━━━ Input records ━━━

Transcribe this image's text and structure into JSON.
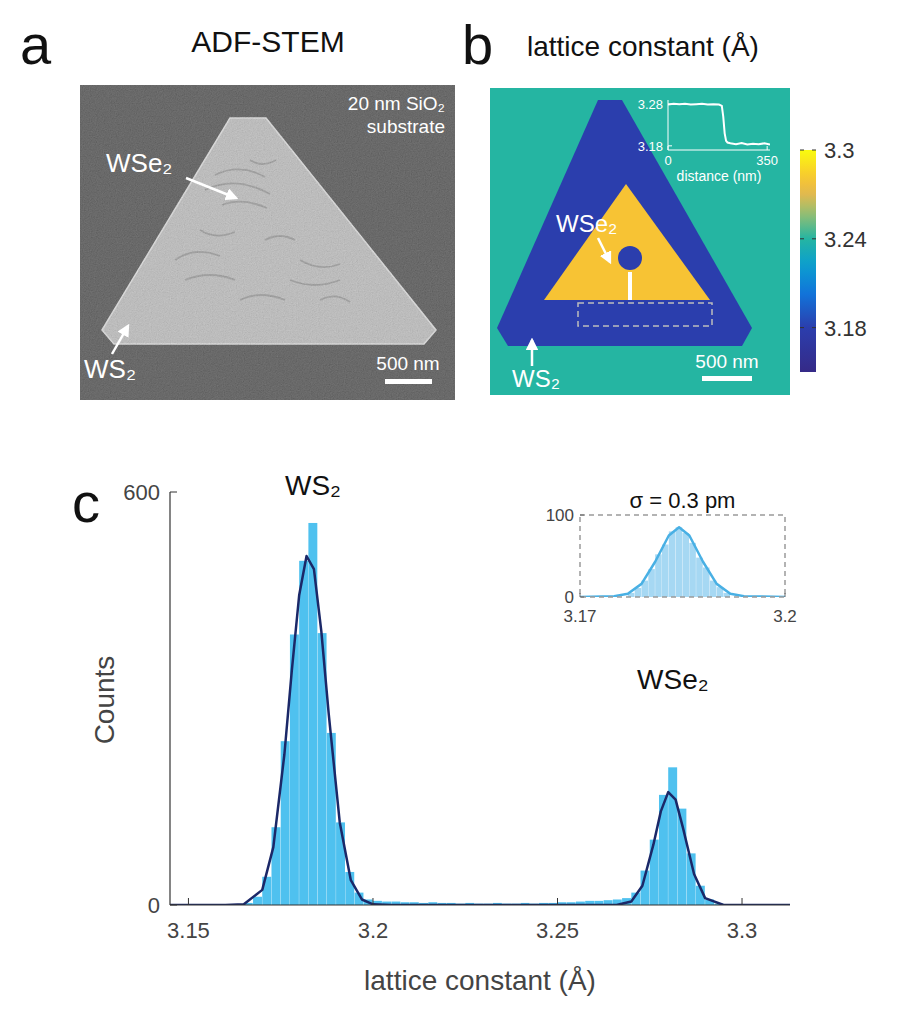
{
  "chart_data": [
    {
      "type": "image",
      "panel": "a",
      "title": "ADF-STEM",
      "note": [
        "20 nm SiO₂",
        "substrate"
      ],
      "labels": [
        "WSe₂",
        "WS₂"
      ],
      "scale_bar": "500 nm"
    },
    {
      "type": "heatmap",
      "panel": "b",
      "title": "lattice constant (Å)",
      "background": 3.24,
      "regions": [
        {
          "name": "WS₂",
          "value": 3.18
        },
        {
          "name": "WSe₂",
          "value": 3.28
        }
      ],
      "zlim": [
        3.15,
        3.3
      ],
      "zticks": [
        3.18,
        3.24,
        3.3
      ],
      "scale_bar": "500 nm",
      "inset": {
        "type": "line",
        "xlabel": "distance (nm)",
        "xlim": [
          0,
          360
        ],
        "xticks": [
          0,
          350
        ],
        "ylim": [
          3.17,
          3.29
        ],
        "yticks": [
          3.18,
          3.28
        ],
        "color": "#ffffff",
        "x": [
          0,
          20,
          40,
          60,
          80,
          100,
          120,
          140,
          160,
          180,
          190,
          195,
          200,
          205,
          210,
          220,
          240,
          260,
          280,
          300,
          320,
          340,
          360
        ],
        "values": [
          3.279,
          3.281,
          3.28,
          3.281,
          3.279,
          3.28,
          3.281,
          3.279,
          3.28,
          3.279,
          3.276,
          3.25,
          3.21,
          3.192,
          3.188,
          3.186,
          3.184,
          3.187,
          3.183,
          3.185,
          3.184,
          3.186,
          3.183
        ]
      }
    },
    {
      "type": "histogram",
      "panel": "c",
      "xlabel": "lattice constant (Å)",
      "ylabel": "Counts",
      "xlim": [
        3.145,
        3.313
      ],
      "ylim": [
        0,
        600
      ],
      "xticks": [
        3.15,
        3.2,
        3.25,
        3.3
      ],
      "yticks": [
        0,
        600
      ],
      "color": "#4fc1ef",
      "bins": [
        3.16,
        3.1625,
        3.165,
        3.1675,
        3.17,
        3.1725,
        3.175,
        3.1775,
        3.18,
        3.1825,
        3.185,
        3.1875,
        3.19,
        3.1925,
        3.195,
        3.1975,
        3.2,
        3.2025,
        3.205,
        3.2075,
        3.21,
        3.2125,
        3.215,
        3.2175,
        3.22,
        3.2225,
        3.225,
        3.2275,
        3.23,
        3.2325,
        3.235,
        3.2375,
        3.24,
        3.2425,
        3.245,
        3.2475,
        3.25,
        3.2525,
        3.255,
        3.2575,
        3.26,
        3.2625,
        3.265,
        3.2675,
        3.27,
        3.2725,
        3.275,
        3.2775,
        3.28,
        3.2825,
        3.285,
        3.2875,
        3.29,
        3.2925,
        3.295,
        3.2975,
        3.3
      ],
      "counts": [
        0,
        1,
        3,
        12,
        41,
        113,
        238,
        393,
        500,
        555,
        395,
        250,
        120,
        48,
        18,
        8,
        6,
        5,
        5,
        4,
        4,
        3,
        4,
        3,
        3,
        2,
        3,
        2,
        2,
        3,
        2,
        2,
        3,
        2,
        3,
        3,
        4,
        4,
        5,
        6,
        6,
        7,
        8,
        10,
        18,
        50,
        95,
        160,
        200,
        140,
        75,
        28,
        8,
        2,
        1,
        0
      ],
      "fit": {
        "color": "#1b2868",
        "x": [
          3.145,
          3.16,
          3.165,
          3.17,
          3.173,
          3.176,
          3.178,
          3.18,
          3.182,
          3.184,
          3.186,
          3.188,
          3.191,
          3.194,
          3.197,
          3.2,
          3.205,
          3.26,
          3.266,
          3.27,
          3.273,
          3.276,
          3.278,
          3.28,
          3.282,
          3.284,
          3.287,
          3.29,
          3.295,
          3.313
        ],
        "values": [
          0,
          0,
          1,
          22,
          84,
          219,
          340,
          450,
          507,
          488,
          398,
          278,
          120,
          36,
          8,
          1,
          0,
          0,
          0,
          5,
          28,
          88,
          136,
          164,
          153,
          112,
          45,
          10,
          0,
          0
        ]
      },
      "peak_labels": [
        "WS₂",
        "WSe₂"
      ],
      "inset": {
        "type": "histogram",
        "title": "σ = 0.3 pm",
        "xlim": [
          3.17,
          3.2
        ],
        "ylim": [
          0,
          100
        ],
        "xticks": [
          3.17,
          3.2
        ],
        "yticks": [
          0,
          100
        ],
        "color": "#a6d8f3",
        "bins": [
          3.177,
          3.178,
          3.179,
          3.18,
          3.181,
          3.182,
          3.183,
          3.184,
          3.185,
          3.186,
          3.187,
          3.188,
          3.189,
          3.19,
          3.191,
          3.192
        ],
        "counts": [
          5,
          11,
          20,
          34,
          52,
          64,
          80,
          85,
          78,
          66,
          48,
          36,
          20,
          12,
          5
        ],
        "fit": {
          "color": "#49b0e4",
          "x": [
            3.17,
            3.175,
            3.177,
            3.179,
            3.181,
            3.183,
            3.1845,
            3.186,
            3.188,
            3.19,
            3.192,
            3.194,
            3.2
          ],
          "values": [
            0,
            1,
            4,
            16,
            43,
            75,
            85,
            75,
            43,
            16,
            4,
            1,
            0
          ]
        }
      }
    }
  ]
}
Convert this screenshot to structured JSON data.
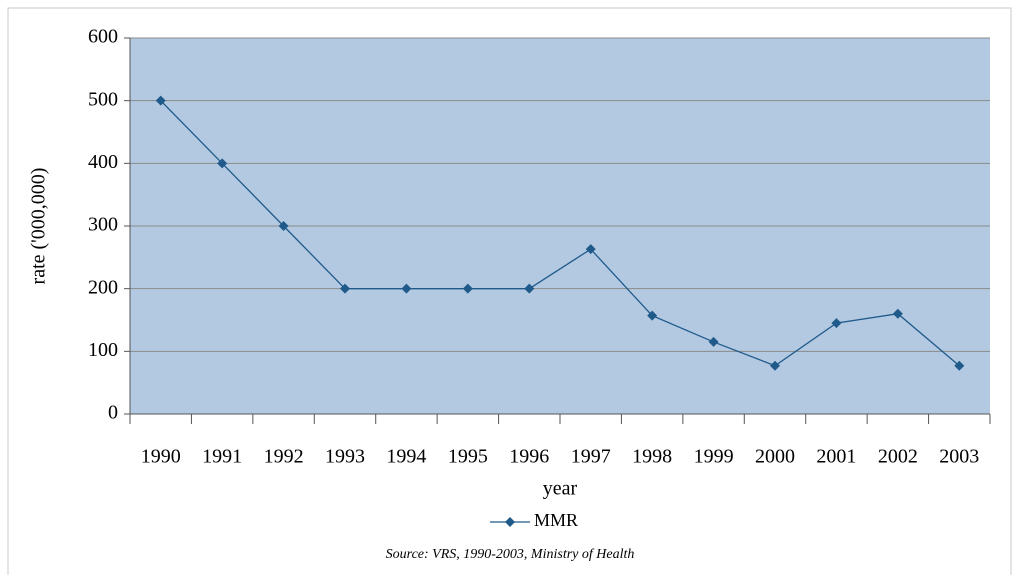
{
  "chart_data": {
    "type": "line",
    "x_label": "year",
    "y_label": "rate ('000,000)",
    "categories": [
      "1990",
      "1991",
      "1992",
      "1993",
      "1994",
      "1995",
      "1996",
      "1997",
      "1998",
      "1999",
      "2000",
      "2001",
      "2002",
      "2003"
    ],
    "series": [
      {
        "name": "MMR",
        "color": "#1f5a8a",
        "values": [
          500,
          400,
          300,
          200,
          200,
          200,
          200,
          263,
          157,
          115,
          77,
          145,
          160,
          77
        ]
      }
    ],
    "ylim": [
      0,
      600
    ],
    "yticks": [
      0,
      100,
      200,
      300,
      400,
      500,
      600
    ],
    "grid": true,
    "legend": "bottom",
    "source": "Source: VRS, 1990-2003, Ministry of Health"
  }
}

━━━

Leaving all pictures aside, quote each record exactly.

Transcribe this image's text and structure into JSON.
{
  "chart_data": [
    {
      "type": "image",
      "panel": "a",
      "title": "ADF-STEM",
      "note": [
        "20 nm SiO₂",
        "substrate"
      ],
      "labels": [
        "WSe₂",
        "WS₂"
      ],
      "scale_bar": "500 nm"
    },
    {
      "type": "heatmap",
      "panel": "b",
      "title": "lattice constant (Å)",
      "background": 3.24,
      "regions": [
        {
          "name": "WS₂",
          "value": 3.18
        },
        {
          "name": "WSe₂",
          "value": 3.28
        }
      ],
      "zlim": [
        3.15,
        3.3
      ],
      "zticks": [
        3.18,
        3.24,
        3.3
      ],
      "scale_bar": "500 nm",
      "inset": {
        "type": "line",
        "xlabel": "distance (nm)",
        "xlim": [
          0,
          360
        ],
        "xticks": [
          0,
          350
        ],
        "ylim": [
          3.17,
          3.29
        ],
        "yticks": [
          3.18,
          3.28
        ],
        "color": "#ffffff",
        "x": [
          0,
          20,
          40,
          60,
          80,
          100,
          120,
          140,
          160,
          180,
          190,
          195,
          200,
          205,
          210,
          220,
          240,
          260,
          280,
          300,
          320,
          340,
          360
        ],
        "values": [
          3.279,
          3.281,
          3.28,
          3.281,
          3.279,
          3.28,
          3.281,
          3.279,
          3.28,
          3.279,
          3.276,
          3.25,
          3.21,
          3.192,
          3.188,
          3.186,
          3.184,
          3.187,
          3.183,
          3.185,
          3.184,
          3.186,
          3.183
        ]
      }
    },
    {
      "type": "histogram",
      "panel": "c",
      "xlabel": "lattice constant (Å)",
      "ylabel": "Counts",
      "xlim": [
        3.145,
        3.313
      ],
      "ylim": [
        0,
        600
      ],
      "xticks": [
        3.15,
        3.2,
        3.25,
        3.3
      ],
      "yticks": [
        0,
        600
      ],
      "color": "#4fc1ef",
      "bins": [
        3.16,
        3.1625,
        3.165,
        3.1675,
        3.17,
        3.1725,
        3.175,
        3.1775,
        3.18,
        3.1825,
        3.185,
        3.1875,
        3.19,
        3.1925,
        3.195,
        3.1975,
        3.2,
        3.2025,
        3.205,
        3.2075,
        3.21,
        3.2125,
        3.215,
        3.2175,
        3.22,
        3.2225,
        3.225,
        3.2275,
        3.23,
        3.2325,
        3.235,
        3.2375,
        3.24,
        3.2425,
        3.245,
        3.2475,
        3.25,
        3.2525,
        3.255,
        3.2575,
        3.26,
        3.2625,
        3.265,
        3.2675,
        3.27,
        3.2725,
        3.275,
        3.2775,
        3.28,
        3.2825,
        3.285,
        3.2875,
        3.29,
        3.2925,
        3.295,
        3.2975,
        3.3
      ],
      "counts": [
        0,
        1,
        3,
        12,
        41,
        113,
        238,
        393,
        500,
        555,
        395,
        250,
        120,
        48,
        18,
        8,
        6,
        5,
        5,
        4,
        4,
        3,
        4,
        3,
        3,
        2,
        3,
        2,
        2,
        3,
        2,
        2,
        3,
        2,
        3,
        3,
        4,
        4,
        5,
        6,
        6,
        7,
        8,
        10,
        18,
        50,
        95,
        160,
        200,
        140,
        75,
        28,
        8,
        2,
        1,
        0
      ],
      "fit": {
        "color": "#1b2868",
        "x": [
          3.145,
          3.16,
          3.165,
          3.17,
          3.173,
          3.176,
          3.178,
          3.18,
          3.182,
          3.184,
          3.186,
          3.188,
          3.191,
          3.194,
          3.197,
          3.2,
          3.205,
          3.26,
          3.266,
          3.27,
          3.273,
          3.276,
          3.278,
          3.28,
          3.282,
          3.284,
          3.287,
          3.29,
          3.295,
          3.313
        ],
        "values": [
          0,
          0,
          1,
          22,
          84,
          219,
          340,
          450,
          507,
          488,
          398,
          278,
          120,
          36,
          8,
          1,
          0,
          0,
          0,
          5,
          28,
          88,
          136,
          164,
          153,
          112,
          45,
          10,
          0,
          0
        ]
      },
      "peak_labels": [
        "WS₂",
        "WSe₂"
      ],
      "inset": {
        "type": "histogram",
        "title": "σ = 0.3 pm",
        "xlim": [
          3.17,
          3.2
        ],
        "ylim": [
          0,
          100
        ],
        "xticks": [
          3.17,
          3.2
        ],
        "yticks": [
          0,
          100
        ],
        "color": "#a6d8f3",
        "bins": [
          3.177,
          3.178,
          3.179,
          3.18,
          3.181,
          3.182,
          3.183,
          3.184,
          3.185,
          3.186,
          3.187,
          3.188,
          3.189,
          3.19,
          3.191,
          3.192
        ],
        "counts": [
          5,
          11,
          20,
          34,
          52,
          64,
          80,
          85,
          78,
          66,
          48,
          36,
          20,
          12,
          5
        ],
        "fit": {
          "color": "#49b0e4",
          "x": [
            3.17,
            3.175,
            3.177,
            3.179,
            3.181,
            3.183,
            3.1845,
            3.186,
            3.188,
            3.19,
            3.192,
            3.194,
            3.2
          ],
          "values": [
            0,
            1,
            4,
            16,
            43,
            75,
            85,
            75,
            43,
            16,
            4,
            1,
            0
          ]
        }
      }
    }
  ]
}
Convert this screenshot to structured JSON data.
{
  "chart_data": {
    "type": "line",
    "x_label": "year",
    "y_label": "rate ('000,000)",
    "categories": [
      "1990",
      "1991",
      "1992",
      "1993",
      "1994",
      "1995",
      "1996",
      "1997",
      "1998",
      "1999",
      "2000",
      "2001",
      "2002",
      "2003"
    ],
    "series": [
      {
        "name": "MMR",
        "color": "#1f5a8a",
        "values": [
          500,
          400,
          300,
          200,
          200,
          200,
          200,
          263,
          157,
          115,
          77,
          145,
          160,
          77
        ]
      }
    ],
    "ylim": [
      0,
      600
    ],
    "yticks": [
      0,
      100,
      200,
      300,
      400,
      500,
      600
    ],
    "grid": true,
    "legend": "bottom",
    "source": "Source: VRS, 1990-2003, Ministry of Health"
  }
}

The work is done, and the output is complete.